In the entries that follow, how many lines contain the word "degen"? Answer with the number only.

** start of Data for the task **

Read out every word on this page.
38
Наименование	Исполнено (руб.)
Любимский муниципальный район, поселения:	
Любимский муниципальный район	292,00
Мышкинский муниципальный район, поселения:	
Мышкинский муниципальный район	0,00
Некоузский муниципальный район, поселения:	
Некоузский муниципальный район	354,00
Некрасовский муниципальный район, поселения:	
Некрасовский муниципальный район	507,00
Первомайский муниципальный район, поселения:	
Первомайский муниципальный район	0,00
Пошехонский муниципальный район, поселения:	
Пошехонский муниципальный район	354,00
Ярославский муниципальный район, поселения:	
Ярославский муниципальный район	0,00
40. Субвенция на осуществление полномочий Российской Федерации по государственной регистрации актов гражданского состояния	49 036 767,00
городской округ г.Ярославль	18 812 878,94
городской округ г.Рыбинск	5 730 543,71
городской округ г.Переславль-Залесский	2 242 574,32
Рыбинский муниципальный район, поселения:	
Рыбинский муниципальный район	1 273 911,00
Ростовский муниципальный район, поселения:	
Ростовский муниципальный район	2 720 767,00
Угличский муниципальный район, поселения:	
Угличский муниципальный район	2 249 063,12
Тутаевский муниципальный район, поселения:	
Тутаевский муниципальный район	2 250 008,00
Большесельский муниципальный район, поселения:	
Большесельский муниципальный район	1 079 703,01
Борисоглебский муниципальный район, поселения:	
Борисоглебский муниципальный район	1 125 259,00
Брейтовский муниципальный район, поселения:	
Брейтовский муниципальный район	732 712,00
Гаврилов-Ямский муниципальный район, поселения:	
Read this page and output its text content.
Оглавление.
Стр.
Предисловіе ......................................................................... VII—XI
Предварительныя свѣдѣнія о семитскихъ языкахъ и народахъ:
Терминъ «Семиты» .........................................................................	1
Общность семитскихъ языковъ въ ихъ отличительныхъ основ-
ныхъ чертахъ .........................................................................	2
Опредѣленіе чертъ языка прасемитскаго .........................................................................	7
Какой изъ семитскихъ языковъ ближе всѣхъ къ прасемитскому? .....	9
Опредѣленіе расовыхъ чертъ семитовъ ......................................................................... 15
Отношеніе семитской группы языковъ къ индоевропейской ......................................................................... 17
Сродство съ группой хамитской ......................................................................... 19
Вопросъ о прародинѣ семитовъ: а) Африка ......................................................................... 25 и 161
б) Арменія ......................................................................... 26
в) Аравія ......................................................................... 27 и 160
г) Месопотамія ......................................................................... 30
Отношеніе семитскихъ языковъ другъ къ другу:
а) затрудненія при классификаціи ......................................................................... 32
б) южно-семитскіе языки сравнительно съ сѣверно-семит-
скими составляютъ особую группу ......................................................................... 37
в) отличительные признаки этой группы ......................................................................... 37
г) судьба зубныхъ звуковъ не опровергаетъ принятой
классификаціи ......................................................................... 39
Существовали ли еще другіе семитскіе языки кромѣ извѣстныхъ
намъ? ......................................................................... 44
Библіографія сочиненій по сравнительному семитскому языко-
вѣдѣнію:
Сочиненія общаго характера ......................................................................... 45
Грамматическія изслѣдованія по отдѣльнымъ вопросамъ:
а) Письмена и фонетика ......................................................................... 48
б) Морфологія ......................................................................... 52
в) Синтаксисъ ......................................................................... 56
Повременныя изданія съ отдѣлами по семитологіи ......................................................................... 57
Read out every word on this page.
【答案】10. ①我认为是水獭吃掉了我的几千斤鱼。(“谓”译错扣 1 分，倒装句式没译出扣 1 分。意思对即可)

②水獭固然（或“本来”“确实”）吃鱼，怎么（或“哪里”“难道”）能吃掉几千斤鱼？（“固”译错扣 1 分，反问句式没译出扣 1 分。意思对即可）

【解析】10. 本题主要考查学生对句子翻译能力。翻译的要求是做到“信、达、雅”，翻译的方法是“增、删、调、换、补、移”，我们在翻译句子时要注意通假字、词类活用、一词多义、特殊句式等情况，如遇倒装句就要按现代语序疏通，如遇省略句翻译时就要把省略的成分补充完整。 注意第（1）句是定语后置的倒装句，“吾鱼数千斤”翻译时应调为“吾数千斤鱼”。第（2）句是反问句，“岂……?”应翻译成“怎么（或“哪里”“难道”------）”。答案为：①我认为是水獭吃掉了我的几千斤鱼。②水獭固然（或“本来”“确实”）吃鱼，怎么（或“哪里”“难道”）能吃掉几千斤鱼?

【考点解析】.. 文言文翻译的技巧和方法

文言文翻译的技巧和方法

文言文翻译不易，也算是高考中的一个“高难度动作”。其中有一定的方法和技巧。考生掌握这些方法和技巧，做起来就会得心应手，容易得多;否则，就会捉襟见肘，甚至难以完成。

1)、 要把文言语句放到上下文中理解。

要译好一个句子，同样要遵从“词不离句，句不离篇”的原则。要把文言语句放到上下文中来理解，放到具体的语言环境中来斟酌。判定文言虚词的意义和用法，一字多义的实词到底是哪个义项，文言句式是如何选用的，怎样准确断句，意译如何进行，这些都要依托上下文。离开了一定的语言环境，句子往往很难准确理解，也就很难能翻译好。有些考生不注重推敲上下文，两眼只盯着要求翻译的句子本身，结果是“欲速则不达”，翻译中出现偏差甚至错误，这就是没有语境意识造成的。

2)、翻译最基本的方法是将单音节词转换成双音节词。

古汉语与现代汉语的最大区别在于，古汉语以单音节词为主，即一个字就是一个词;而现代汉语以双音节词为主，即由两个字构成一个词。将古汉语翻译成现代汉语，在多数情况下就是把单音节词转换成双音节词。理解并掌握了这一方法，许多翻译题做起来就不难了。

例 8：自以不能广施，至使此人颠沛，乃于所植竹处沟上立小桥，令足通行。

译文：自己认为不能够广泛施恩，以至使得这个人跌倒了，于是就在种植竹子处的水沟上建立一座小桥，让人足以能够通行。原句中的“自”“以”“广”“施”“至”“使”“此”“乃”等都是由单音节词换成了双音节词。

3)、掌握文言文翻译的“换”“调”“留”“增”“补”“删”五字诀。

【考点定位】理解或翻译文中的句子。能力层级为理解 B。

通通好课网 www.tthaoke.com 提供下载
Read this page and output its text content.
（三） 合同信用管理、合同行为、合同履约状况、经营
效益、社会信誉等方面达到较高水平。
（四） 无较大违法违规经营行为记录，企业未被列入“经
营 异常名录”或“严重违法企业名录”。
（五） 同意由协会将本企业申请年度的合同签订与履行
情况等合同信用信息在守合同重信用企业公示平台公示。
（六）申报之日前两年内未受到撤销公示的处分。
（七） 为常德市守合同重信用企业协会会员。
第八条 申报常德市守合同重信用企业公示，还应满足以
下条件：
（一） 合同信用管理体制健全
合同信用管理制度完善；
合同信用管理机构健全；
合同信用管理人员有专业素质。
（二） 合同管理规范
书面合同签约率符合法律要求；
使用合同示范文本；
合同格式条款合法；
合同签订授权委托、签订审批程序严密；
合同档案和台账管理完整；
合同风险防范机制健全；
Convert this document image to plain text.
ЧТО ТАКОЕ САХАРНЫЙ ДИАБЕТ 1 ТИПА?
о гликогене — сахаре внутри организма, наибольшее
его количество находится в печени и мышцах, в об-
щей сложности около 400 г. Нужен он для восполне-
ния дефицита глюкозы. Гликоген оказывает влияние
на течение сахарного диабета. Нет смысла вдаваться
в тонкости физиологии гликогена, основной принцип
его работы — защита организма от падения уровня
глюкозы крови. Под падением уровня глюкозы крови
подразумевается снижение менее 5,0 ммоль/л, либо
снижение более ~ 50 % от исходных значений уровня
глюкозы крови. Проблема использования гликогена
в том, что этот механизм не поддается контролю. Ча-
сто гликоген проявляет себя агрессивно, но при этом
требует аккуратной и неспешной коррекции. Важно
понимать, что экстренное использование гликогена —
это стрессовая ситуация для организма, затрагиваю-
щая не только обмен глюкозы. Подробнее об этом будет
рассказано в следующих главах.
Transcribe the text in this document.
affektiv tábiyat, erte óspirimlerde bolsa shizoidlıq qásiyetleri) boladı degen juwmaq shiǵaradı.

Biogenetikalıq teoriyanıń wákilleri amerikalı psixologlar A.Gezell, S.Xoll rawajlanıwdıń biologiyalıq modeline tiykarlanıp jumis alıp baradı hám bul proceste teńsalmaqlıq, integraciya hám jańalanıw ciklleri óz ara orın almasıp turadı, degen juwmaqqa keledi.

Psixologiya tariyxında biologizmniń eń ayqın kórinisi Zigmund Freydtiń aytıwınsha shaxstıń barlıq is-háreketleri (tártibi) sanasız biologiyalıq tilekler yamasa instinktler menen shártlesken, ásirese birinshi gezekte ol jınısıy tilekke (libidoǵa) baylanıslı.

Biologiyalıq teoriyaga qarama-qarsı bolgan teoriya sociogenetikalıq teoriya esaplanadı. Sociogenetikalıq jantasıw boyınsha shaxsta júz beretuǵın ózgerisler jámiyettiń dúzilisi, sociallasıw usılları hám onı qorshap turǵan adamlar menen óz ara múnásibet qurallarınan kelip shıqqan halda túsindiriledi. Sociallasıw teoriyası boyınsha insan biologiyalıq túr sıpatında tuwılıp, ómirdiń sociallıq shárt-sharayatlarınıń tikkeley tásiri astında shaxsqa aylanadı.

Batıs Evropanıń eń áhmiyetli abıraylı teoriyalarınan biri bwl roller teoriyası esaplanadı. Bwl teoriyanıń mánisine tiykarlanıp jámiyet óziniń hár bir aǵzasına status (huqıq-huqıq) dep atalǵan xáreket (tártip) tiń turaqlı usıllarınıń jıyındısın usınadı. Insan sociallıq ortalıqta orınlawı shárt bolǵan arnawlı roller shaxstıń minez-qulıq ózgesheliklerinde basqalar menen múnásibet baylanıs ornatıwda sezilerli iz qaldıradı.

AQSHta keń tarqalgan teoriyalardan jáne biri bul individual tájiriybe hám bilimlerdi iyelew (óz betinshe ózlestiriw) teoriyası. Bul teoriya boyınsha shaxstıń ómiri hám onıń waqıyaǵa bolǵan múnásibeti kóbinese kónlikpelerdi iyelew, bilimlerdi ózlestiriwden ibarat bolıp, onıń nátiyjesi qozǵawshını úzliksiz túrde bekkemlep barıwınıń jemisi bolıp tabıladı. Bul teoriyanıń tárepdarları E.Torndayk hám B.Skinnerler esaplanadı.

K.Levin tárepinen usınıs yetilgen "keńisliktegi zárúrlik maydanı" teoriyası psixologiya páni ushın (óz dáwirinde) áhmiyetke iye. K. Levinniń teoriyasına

** end of Data for the task **

Result:
2